____ Exercise input
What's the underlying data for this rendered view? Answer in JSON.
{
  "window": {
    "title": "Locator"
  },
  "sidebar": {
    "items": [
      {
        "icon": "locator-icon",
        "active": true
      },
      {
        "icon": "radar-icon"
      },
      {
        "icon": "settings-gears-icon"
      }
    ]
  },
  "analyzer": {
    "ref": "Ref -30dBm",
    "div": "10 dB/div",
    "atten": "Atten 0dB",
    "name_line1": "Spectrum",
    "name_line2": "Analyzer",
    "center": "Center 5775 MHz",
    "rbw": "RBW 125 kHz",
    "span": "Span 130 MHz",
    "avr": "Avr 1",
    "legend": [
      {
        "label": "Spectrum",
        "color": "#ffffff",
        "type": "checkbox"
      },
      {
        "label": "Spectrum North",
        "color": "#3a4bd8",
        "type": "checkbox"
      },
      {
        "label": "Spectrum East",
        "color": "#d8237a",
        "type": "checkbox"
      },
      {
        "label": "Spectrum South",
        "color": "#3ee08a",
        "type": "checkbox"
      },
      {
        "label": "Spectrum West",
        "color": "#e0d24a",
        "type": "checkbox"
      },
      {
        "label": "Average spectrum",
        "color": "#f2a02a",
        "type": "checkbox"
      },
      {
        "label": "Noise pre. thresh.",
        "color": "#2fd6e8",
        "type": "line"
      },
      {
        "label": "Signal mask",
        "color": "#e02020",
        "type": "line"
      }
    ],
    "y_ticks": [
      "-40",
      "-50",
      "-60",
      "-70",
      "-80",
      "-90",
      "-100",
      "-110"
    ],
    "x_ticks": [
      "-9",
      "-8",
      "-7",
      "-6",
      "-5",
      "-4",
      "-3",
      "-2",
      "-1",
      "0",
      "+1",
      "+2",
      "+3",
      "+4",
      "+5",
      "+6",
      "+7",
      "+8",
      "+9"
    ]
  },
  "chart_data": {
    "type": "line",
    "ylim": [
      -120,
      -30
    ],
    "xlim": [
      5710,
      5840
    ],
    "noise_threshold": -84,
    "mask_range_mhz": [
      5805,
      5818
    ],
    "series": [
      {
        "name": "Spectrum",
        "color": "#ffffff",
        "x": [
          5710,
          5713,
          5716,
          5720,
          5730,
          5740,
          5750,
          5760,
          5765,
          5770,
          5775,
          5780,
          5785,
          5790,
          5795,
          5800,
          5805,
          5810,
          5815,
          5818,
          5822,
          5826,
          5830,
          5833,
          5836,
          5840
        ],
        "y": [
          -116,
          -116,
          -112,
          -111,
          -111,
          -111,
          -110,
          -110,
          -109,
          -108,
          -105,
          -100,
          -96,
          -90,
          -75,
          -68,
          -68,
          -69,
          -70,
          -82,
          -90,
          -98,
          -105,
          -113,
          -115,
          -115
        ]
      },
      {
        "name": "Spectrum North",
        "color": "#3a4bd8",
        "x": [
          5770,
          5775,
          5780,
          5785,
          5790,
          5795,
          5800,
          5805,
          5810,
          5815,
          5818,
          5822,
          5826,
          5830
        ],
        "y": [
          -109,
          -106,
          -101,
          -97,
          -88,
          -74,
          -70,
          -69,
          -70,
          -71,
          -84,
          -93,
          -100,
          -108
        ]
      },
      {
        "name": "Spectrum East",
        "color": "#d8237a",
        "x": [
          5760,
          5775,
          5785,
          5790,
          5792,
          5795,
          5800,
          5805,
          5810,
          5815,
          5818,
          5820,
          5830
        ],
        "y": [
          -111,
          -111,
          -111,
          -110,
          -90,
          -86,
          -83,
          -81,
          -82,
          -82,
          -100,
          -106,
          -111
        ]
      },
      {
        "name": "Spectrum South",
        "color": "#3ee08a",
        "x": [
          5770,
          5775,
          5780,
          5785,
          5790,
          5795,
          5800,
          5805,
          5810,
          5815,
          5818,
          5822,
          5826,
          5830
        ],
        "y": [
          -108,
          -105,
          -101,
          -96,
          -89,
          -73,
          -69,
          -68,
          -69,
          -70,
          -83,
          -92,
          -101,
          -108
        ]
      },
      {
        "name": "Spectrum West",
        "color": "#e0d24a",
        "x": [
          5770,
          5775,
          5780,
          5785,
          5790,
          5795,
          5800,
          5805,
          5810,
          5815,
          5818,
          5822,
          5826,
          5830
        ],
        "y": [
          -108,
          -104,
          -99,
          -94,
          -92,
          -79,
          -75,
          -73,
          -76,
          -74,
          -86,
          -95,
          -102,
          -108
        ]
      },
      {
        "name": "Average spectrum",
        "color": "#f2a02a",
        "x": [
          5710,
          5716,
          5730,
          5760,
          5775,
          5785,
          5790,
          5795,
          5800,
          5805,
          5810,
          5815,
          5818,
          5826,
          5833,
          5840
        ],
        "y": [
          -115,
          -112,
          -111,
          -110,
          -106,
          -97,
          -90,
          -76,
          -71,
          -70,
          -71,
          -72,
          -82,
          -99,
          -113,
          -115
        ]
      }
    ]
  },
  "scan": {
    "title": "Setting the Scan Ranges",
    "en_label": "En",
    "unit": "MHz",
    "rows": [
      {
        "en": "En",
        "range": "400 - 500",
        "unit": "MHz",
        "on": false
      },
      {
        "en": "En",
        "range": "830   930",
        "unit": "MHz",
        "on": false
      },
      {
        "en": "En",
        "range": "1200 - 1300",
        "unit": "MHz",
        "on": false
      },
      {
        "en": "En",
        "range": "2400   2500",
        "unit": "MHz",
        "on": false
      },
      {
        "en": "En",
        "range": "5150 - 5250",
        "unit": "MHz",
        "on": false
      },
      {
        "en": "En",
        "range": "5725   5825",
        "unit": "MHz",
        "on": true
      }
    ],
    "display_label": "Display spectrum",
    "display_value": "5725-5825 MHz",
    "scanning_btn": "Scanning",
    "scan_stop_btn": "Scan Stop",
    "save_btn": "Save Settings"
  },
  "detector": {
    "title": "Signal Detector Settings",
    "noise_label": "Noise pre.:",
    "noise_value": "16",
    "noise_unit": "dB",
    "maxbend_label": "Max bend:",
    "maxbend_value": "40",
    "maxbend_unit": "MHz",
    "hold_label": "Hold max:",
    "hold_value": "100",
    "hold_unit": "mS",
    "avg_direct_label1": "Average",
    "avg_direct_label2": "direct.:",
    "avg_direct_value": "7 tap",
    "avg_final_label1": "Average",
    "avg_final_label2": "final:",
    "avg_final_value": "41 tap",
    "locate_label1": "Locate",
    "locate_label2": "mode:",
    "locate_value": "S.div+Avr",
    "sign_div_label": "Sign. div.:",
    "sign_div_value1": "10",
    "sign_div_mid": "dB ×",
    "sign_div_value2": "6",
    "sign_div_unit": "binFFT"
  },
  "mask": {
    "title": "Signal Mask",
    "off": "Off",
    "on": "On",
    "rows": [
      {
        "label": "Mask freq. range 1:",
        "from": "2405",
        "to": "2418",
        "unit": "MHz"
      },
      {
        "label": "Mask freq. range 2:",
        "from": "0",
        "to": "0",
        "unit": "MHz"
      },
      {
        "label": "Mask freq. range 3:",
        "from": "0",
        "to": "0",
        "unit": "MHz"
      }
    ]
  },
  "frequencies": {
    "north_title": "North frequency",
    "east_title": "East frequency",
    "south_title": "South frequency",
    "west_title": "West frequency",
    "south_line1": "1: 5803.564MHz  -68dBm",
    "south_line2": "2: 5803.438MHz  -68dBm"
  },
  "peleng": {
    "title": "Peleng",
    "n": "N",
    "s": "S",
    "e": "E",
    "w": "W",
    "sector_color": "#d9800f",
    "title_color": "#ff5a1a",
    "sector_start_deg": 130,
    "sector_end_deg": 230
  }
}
________
## Task to carry out
Return every line above in which the string "frequency" occurs.

## Exercise response
    "north_title": "North frequency",
    "east_title": "East frequency",
    "south_title": "South frequency",
    "west_title": "West frequency",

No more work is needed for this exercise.